→ **Exercise prompt**
Copy out each line of the material below with no changes.
--- START OF Exercise input ---
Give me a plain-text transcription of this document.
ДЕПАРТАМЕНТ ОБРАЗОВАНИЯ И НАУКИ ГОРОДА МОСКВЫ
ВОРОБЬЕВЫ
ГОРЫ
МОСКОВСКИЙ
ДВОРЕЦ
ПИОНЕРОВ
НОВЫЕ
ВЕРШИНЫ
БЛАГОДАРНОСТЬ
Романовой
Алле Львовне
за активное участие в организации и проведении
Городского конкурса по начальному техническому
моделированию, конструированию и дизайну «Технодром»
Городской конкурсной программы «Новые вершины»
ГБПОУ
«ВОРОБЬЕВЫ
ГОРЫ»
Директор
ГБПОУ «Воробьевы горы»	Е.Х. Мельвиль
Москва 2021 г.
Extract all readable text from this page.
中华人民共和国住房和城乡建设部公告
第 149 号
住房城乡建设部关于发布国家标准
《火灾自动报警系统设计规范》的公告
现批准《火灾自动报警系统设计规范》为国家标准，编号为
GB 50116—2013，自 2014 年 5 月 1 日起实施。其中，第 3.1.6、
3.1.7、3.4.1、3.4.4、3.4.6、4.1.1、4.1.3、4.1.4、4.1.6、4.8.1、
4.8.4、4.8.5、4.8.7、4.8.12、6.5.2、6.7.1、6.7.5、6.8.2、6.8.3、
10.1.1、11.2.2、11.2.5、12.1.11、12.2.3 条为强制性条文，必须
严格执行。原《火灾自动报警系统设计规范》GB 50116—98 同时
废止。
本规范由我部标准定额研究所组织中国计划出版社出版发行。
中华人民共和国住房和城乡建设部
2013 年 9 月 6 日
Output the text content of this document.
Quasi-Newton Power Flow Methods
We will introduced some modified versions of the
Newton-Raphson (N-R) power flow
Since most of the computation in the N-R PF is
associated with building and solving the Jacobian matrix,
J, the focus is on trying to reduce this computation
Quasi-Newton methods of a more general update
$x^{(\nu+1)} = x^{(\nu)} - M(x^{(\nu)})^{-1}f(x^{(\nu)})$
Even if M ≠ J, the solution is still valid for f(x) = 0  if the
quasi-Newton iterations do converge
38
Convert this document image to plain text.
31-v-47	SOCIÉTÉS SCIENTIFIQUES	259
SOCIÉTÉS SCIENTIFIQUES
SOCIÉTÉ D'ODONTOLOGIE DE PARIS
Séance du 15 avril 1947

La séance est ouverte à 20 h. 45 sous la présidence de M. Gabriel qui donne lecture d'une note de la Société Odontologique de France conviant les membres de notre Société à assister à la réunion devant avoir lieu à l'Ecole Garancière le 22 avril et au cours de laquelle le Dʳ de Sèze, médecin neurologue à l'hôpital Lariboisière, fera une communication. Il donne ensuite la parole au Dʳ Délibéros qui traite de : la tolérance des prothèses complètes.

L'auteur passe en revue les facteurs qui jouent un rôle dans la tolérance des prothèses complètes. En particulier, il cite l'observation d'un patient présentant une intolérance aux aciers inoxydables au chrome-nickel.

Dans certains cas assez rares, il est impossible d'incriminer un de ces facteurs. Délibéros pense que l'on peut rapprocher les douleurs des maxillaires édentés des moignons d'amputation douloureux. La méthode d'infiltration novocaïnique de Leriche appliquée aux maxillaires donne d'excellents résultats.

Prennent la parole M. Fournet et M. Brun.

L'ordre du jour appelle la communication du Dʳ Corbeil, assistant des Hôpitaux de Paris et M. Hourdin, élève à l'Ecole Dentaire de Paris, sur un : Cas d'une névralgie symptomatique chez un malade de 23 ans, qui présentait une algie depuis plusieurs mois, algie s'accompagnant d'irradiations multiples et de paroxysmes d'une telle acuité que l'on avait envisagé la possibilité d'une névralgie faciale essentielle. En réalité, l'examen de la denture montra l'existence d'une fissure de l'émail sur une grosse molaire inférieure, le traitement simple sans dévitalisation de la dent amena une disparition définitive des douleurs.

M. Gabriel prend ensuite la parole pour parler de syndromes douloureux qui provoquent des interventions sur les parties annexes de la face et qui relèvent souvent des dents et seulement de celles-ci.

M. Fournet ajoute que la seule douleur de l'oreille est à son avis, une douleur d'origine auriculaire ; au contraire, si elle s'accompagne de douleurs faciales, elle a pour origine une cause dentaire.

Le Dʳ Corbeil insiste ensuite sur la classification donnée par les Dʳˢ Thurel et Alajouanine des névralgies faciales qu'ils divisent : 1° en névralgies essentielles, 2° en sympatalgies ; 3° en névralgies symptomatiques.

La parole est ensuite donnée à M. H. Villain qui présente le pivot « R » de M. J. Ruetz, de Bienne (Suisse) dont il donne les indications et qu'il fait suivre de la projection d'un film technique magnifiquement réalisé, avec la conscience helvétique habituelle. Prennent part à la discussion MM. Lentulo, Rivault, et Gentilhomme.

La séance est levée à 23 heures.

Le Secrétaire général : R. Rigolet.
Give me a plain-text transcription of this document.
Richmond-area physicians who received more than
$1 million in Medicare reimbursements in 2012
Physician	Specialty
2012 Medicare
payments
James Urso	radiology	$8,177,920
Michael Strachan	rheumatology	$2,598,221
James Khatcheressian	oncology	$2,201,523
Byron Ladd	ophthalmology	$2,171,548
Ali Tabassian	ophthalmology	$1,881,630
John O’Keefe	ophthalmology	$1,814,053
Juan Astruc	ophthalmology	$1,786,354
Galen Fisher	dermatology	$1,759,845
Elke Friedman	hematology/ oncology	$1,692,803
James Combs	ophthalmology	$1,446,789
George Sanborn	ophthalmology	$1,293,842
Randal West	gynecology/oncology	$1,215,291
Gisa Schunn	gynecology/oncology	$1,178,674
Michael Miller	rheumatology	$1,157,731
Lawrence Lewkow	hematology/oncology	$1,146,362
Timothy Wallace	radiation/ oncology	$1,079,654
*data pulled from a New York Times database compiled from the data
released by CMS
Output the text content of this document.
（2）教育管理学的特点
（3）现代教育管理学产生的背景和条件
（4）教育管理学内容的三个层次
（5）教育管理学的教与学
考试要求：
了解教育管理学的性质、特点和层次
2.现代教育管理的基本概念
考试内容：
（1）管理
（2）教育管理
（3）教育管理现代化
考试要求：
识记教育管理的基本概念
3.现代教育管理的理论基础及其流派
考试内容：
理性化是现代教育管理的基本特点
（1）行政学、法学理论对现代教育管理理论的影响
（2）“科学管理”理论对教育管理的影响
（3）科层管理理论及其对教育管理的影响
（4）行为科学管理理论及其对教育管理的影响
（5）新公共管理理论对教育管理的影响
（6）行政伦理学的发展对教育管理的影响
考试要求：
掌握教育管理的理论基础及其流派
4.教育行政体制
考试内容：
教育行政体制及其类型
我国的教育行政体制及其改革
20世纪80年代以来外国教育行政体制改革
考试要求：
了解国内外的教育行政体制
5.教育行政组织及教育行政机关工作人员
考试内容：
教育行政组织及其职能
--- END OF Exercise input ---
→ **Task response**
Give me a plain-text transcription of this document.
ДЕПАРТАМЕНТ ОБРАЗОВАНИЯ И НАУКИ ГОРОДА МОСКВЫ
ВОРОБЬЕВЫ
ГОРЫ
МОСКОВСКИЙ
ДВОРЕЦ
ПИОНЕРОВ
НОВЫЕ
ВЕРШИНЫ
БЛАГОДАРНОСТЬ
Романовой
Алле Львовне
за активное участие в организации и проведении
Городского конкурса по начальному техническому
моделированию, конструированию и дизайну «Технодром»
Городской конкурсной программы «Новые вершины»
ГБПОУ
«ВОРОБЬЕВЫ
ГОРЫ»
Директор
ГБПОУ «Воробьевы горы»	Е.Х. Мельвиль
Москва 2021 г.
Extract all readable text from this page.
中华人民共和国住房和城乡建设部公告
第 149 号
住房城乡建设部关于发布国家标准
《火灾自动报警系统设计规范》的公告
现批准《火灾自动报警系统设计规范》为国家标准，编号为
GB 50116—2013，自 2014 年 5 月 1 日起实施。其中，第 3.1.6、
3.1.7、3.4.1、3.4.4、3.4.6、4.1.1、4.1.3、4.1.4、4.1.6、4.8.1、
4.8.4、4.8.5、4.8.7、4.8.12、6.5.2、6.7.1、6.7.5、6.8.2、6.8.3、
10.1.1、11.2.2、11.2.5、12.1.11、12.2.3 条为强制性条文，必须
严格执行。原《火灾自动报警系统设计规范》GB 50116—98 同时
废止。
本规范由我部标准定额研究所组织中国计划出版社出版发行。
中华人民共和国住房和城乡建设部
2013 年 9 月 6 日
Output the text content of this document.
Quasi-Newton Power Flow Methods
We will introduced some modified versions of the
Newton-Raphson (N-R) power flow
Since most of the computation in the N-R PF is
associated with building and solving the Jacobian matrix,
J, the focus is on trying to reduce this computation
Quasi-Newton methods of a more general update
$x^{(\nu+1)} = x^{(\nu)} - M(x^{(\nu)})^{-1}f(x^{(\nu)})$
Even if M ≠ J, the solution is still valid for f(x) = 0  if the
quasi-Newton iterations do converge
38
Convert this document image to plain text.
31-v-47	SOCIÉTÉS SCIENTIFIQUES	259
SOCIÉTÉS SCIENTIFIQUES
SOCIÉTÉ D'ODONTOLOGIE DE PARIS
Séance du 15 avril 1947

La séance est ouverte à 20 h. 45 sous la présidence de M. Gabriel qui donne lecture d'une note de la Société Odontologique de France conviant les membres de notre Société à assister à la réunion devant avoir lieu à l'Ecole Garancière le 22 avril et au cours de laquelle le Dʳ de Sèze, médecin neurologue à l'hôpital Lariboisière, fera une communication. Il donne ensuite la parole au Dʳ Délibéros qui traite de : la tolérance des prothèses complètes.

L'auteur passe en revue les facteurs qui jouent un rôle dans la tolérance des prothèses complètes. En particulier, il cite l'observation d'un patient présentant une intolérance aux aciers inoxydables au chrome-nickel.

Dans certains cas assez rares, il est impossible d'incriminer un de ces facteurs. Délibéros pense que l'on peut rapprocher les douleurs des maxillaires édentés des moignons d'amputation douloureux. La méthode d'infiltration novocaïnique de Leriche appliquée aux maxillaires donne d'excellents résultats.

Prennent la parole M. Fournet et M. Brun.

L'ordre du jour appelle la communication du Dʳ Corbeil, assistant des Hôpitaux de Paris et M. Hourdin, élève à l'Ecole Dentaire de Paris, sur un : Cas d'une névralgie symptomatique chez un malade de 23 ans, qui présentait une algie depuis plusieurs mois, algie s'accompagnant d'irradiations multiples et de paroxysmes d'une telle acuité que l'on avait envisagé la possibilité d'une névralgie faciale essentielle. En réalité, l'examen de la denture montra l'existence d'une fissure de l'émail sur une grosse molaire inférieure, le traitement simple sans dévitalisation de la dent amena une disparition définitive des douleurs.

M. Gabriel prend ensuite la parole pour parler de syndromes douloureux qui provoquent des interventions sur les parties annexes de la face et qui relèvent souvent des dents et seulement de celles-ci.

M. Fournet ajoute que la seule douleur de l'oreille est à son avis, une douleur d'origine auriculaire ; au contraire, si elle s'accompagne de douleurs faciales, elle a pour origine une cause dentaire.

Le Dʳ Corbeil insiste ensuite sur la classification donnée par les Dʳˢ Thurel et Alajouanine des névralgies faciales qu'ils divisent : 1° en névralgies essentielles, 2° en sympatalgies ; 3° en névralgies symptomatiques.

La parole est ensuite donnée à M. H. Villain qui présente le pivot « R » de M. J. Ruetz, de Bienne (Suisse) dont il donne les indications et qu'il fait suivre de la projection d'un film technique magnifiquement réalisé, avec la conscience helvétique habituelle. Prennent part à la discussion MM. Lentulo, Rivault, et Gentilhomme.

La séance est levée à 23 heures.

Le Secrétaire général : R. Rigolet.
Give me a plain-text transcription of this document.
Richmond-area physicians who received more than
$1 million in Medicare reimbursements in 2012
Physician	Specialty
2012 Medicare
payments
James Urso	radiology	$8,177,920
Michael Strachan	rheumatology	$2,598,221
James Khatcheressian	oncology	$2,201,523
Byron Ladd	ophthalmology	$2,171,548
Ali Tabassian	ophthalmology	$1,881,630
John O’Keefe	ophthalmology	$1,814,053
Juan Astruc	ophthalmology	$1,786,354
Galen Fisher	dermatology	$1,759,845
Elke Friedman	hematology/ oncology	$1,692,803
James Combs	ophthalmology	$1,446,789
George Sanborn	ophthalmology	$1,293,842
Randal West	gynecology/oncology	$1,215,291
Gisa Schunn	gynecology/oncology	$1,178,674
Michael Miller	rheumatology	$1,157,731
Lawrence Lewkow	hematology/oncology	$1,146,362
Timothy Wallace	radiation/ oncology	$1,079,654
*data pulled from a New York Times database compiled from the data
released by CMS
Output the text content of this document.
（2）教育管理学的特点
（3）现代教育管理学产生的背景和条件
（4）教育管理学内容的三个层次
（5）教育管理学的教与学
考试要求：
了解教育管理学的性质、特点和层次
2.现代教育管理的基本概念
考试内容：
（1）管理
（2）教育管理
（3）教育管理现代化
考试要求：
识记教育管理的基本概念
3.现代教育管理的理论基础及其流派
考试内容：
理性化是现代教育管理的基本特点
（1）行政学、法学理论对现代教育管理理论的影响
（2）“科学管理”理论对教育管理的影响
（3）科层管理理论及其对教育管理的影响
（4）行为科学管理理论及其对教育管理的影响
（5）新公共管理理论对教育管理的影响
（6）行政伦理学的发展对教育管理的影响
考试要求：
掌握教育管理的理论基础及其流派
4.教育行政体制
考试内容：
教育行政体制及其类型
我国的教育行政体制及其改革
20世纪80年代以来外国教育行政体制改革
考试要求：
了解国内外的教育行政体制
5.教育行政组织及教育行政机关工作人员
考试内容：
教育行政组织及其职能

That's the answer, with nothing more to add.